Records follow. Pull out every line that contains "Federal".

+ + + + + + +

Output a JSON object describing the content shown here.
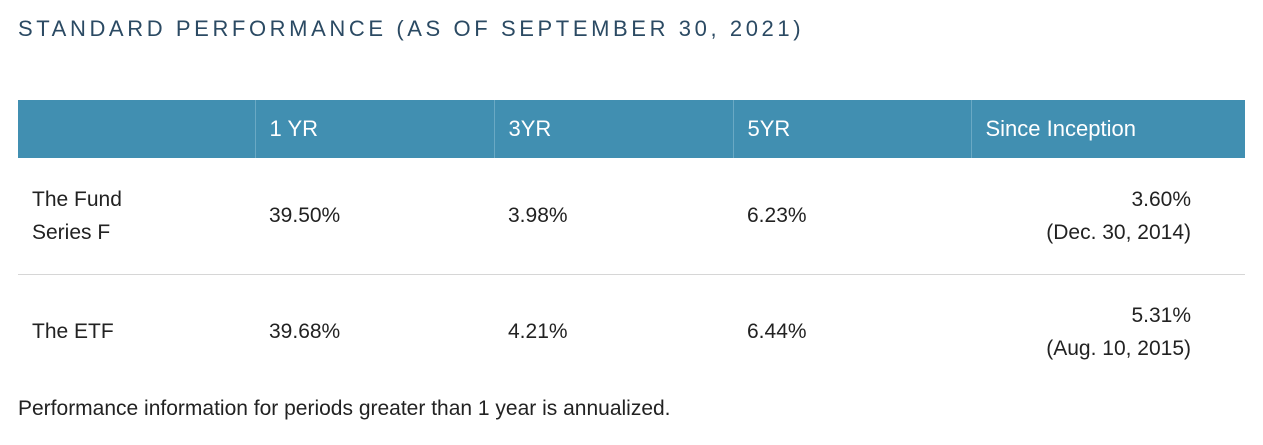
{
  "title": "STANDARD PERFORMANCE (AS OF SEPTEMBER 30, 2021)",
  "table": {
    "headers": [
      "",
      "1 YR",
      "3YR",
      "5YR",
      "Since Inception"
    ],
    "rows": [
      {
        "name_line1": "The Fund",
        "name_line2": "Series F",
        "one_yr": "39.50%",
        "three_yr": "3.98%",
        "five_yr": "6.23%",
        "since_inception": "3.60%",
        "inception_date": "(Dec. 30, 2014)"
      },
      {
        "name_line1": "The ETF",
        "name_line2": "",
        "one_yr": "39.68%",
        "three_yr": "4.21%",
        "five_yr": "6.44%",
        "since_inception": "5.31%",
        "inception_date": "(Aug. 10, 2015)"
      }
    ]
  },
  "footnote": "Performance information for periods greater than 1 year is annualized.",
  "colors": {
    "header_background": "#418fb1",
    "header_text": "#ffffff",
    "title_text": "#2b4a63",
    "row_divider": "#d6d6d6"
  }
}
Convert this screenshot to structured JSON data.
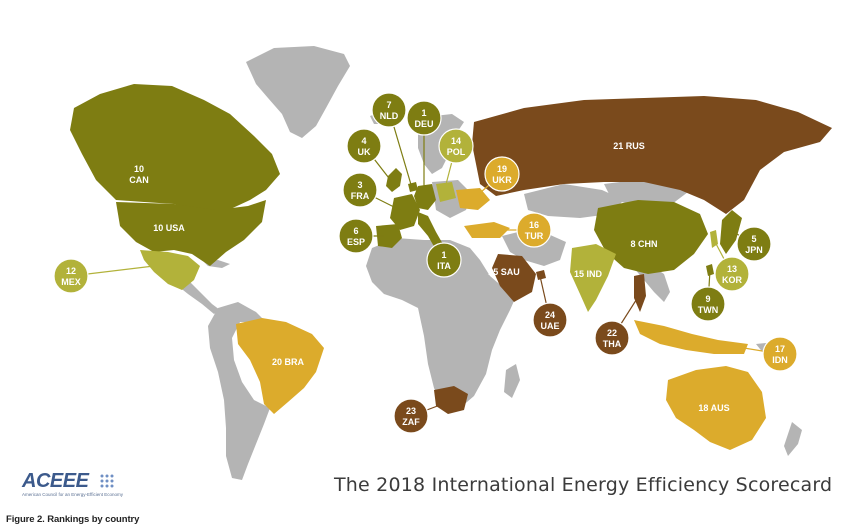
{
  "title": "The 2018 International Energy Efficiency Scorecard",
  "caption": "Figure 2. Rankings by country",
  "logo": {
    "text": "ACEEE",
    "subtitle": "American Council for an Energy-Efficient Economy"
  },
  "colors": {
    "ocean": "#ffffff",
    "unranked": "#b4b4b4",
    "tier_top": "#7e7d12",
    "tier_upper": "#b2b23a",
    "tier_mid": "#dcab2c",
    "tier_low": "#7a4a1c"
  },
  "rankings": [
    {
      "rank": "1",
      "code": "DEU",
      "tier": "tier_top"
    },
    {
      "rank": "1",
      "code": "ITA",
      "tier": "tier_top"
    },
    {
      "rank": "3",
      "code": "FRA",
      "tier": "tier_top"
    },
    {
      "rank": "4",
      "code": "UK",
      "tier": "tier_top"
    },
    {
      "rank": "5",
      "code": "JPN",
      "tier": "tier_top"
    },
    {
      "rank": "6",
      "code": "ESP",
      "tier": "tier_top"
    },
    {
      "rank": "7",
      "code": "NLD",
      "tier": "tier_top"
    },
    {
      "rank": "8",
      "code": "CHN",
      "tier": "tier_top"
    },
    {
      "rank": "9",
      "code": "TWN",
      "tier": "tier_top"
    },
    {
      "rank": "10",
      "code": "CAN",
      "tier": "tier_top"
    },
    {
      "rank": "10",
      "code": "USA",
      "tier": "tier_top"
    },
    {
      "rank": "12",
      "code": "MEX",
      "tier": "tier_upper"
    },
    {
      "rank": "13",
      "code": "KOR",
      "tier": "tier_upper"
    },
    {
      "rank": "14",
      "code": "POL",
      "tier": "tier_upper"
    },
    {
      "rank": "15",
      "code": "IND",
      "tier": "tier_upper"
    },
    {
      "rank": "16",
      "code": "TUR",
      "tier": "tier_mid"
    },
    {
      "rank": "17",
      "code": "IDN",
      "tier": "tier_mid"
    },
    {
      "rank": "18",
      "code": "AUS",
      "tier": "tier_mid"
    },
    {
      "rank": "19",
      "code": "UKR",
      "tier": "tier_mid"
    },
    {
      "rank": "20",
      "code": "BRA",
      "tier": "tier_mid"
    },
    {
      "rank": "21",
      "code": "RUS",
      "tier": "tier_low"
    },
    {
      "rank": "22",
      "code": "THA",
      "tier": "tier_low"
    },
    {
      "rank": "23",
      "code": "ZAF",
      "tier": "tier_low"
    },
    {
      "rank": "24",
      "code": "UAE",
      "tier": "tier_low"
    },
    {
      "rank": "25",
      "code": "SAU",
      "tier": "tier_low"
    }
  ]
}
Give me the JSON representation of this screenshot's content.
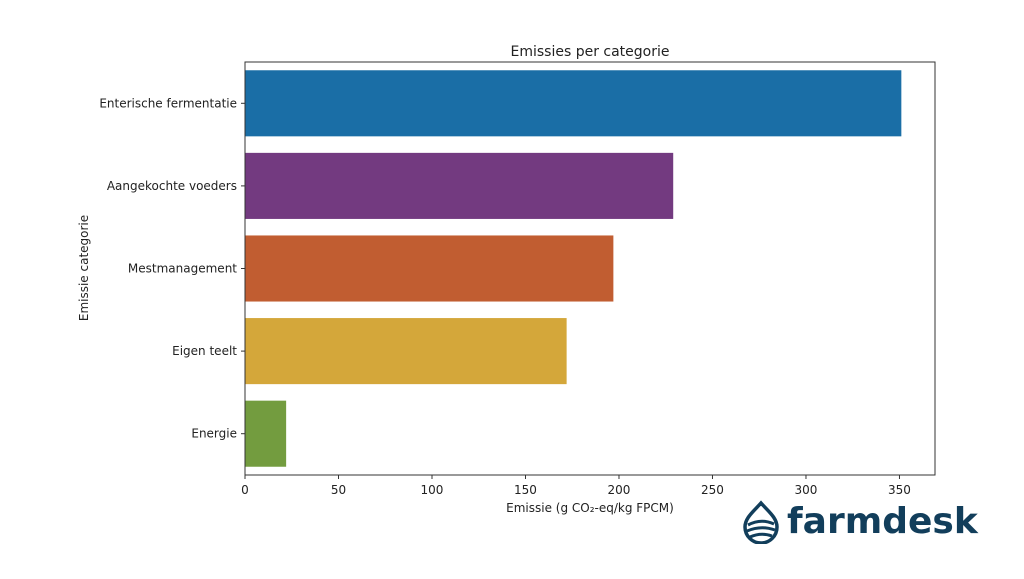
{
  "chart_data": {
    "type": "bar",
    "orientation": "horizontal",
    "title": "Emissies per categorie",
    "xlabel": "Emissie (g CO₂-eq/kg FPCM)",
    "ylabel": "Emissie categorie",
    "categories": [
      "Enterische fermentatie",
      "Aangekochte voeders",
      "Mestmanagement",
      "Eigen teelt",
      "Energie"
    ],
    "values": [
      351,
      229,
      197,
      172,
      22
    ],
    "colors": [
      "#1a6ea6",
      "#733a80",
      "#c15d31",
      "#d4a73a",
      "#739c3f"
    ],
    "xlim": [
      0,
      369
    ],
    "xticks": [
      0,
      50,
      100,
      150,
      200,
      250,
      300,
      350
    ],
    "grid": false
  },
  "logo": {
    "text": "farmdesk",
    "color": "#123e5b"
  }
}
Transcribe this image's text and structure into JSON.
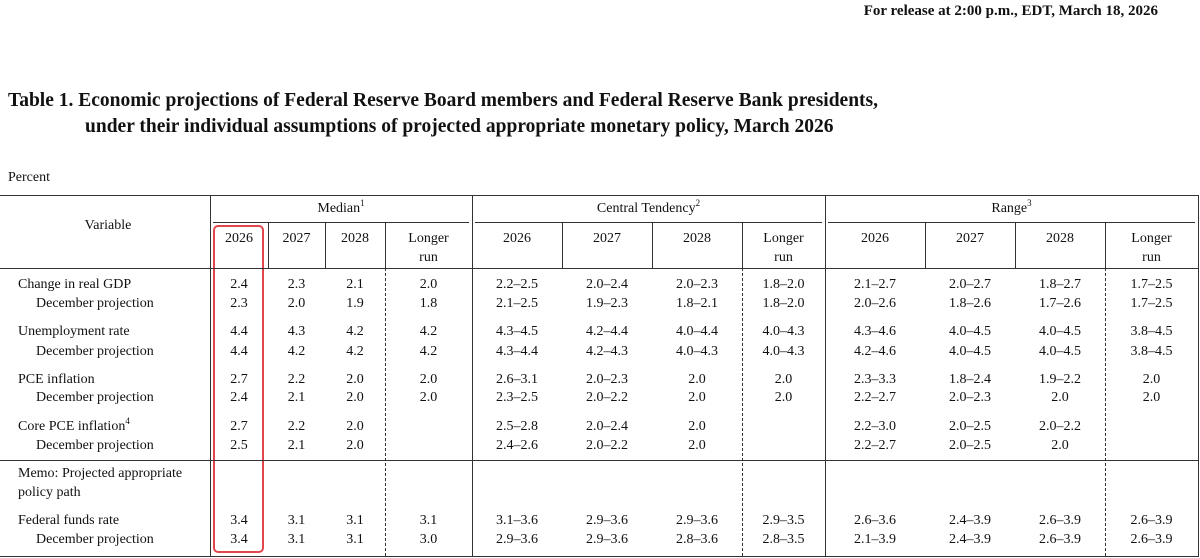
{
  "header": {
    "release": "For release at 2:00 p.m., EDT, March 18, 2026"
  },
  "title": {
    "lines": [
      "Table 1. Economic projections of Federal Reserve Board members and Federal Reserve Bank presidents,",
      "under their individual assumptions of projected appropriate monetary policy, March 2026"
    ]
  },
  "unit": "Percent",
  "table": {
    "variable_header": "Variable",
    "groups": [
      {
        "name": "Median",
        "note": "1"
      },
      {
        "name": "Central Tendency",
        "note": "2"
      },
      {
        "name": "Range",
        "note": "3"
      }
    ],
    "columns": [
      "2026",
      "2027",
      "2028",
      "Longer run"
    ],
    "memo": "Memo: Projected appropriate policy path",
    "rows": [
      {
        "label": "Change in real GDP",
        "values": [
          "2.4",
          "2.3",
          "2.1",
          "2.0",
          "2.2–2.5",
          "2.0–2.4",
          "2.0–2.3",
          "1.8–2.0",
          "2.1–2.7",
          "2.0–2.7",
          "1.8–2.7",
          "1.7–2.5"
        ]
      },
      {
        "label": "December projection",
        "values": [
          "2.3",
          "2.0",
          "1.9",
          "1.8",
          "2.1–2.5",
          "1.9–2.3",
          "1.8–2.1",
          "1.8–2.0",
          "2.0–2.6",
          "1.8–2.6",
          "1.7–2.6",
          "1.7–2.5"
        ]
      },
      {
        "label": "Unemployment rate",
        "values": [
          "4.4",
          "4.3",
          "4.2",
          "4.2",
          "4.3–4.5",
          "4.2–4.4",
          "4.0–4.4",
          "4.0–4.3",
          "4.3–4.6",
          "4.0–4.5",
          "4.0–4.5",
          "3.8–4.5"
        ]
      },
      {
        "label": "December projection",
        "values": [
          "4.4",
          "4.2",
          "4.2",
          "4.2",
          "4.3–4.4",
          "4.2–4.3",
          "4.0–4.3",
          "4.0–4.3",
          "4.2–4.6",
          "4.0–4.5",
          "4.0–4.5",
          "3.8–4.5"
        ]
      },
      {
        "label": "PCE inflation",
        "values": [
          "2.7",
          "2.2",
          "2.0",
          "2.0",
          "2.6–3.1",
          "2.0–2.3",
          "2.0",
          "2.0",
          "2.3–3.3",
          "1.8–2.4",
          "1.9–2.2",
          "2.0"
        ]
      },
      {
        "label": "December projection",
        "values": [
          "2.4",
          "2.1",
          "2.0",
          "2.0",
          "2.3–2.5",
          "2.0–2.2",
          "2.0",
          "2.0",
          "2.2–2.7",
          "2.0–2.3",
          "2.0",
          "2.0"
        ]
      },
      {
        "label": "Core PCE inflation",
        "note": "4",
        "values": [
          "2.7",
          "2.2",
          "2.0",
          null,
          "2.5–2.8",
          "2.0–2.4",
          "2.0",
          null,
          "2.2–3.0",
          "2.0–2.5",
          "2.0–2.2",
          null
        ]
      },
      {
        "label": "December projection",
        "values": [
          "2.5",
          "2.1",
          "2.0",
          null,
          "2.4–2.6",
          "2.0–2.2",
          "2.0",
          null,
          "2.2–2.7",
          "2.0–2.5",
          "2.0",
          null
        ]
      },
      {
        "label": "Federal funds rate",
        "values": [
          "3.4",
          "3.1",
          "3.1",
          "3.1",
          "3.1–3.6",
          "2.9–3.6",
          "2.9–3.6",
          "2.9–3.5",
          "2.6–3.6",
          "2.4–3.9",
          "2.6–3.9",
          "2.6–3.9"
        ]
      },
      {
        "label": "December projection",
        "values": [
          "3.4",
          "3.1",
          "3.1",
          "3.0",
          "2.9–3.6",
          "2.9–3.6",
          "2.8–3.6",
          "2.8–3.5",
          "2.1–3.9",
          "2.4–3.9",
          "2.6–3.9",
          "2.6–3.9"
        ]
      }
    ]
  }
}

+ + + + + + +

### Written solution
      "Table 1. Economic projections of Federal Reserve Board members and Federal Reserve Bank presidents,",
        "label": "Federal funds rate",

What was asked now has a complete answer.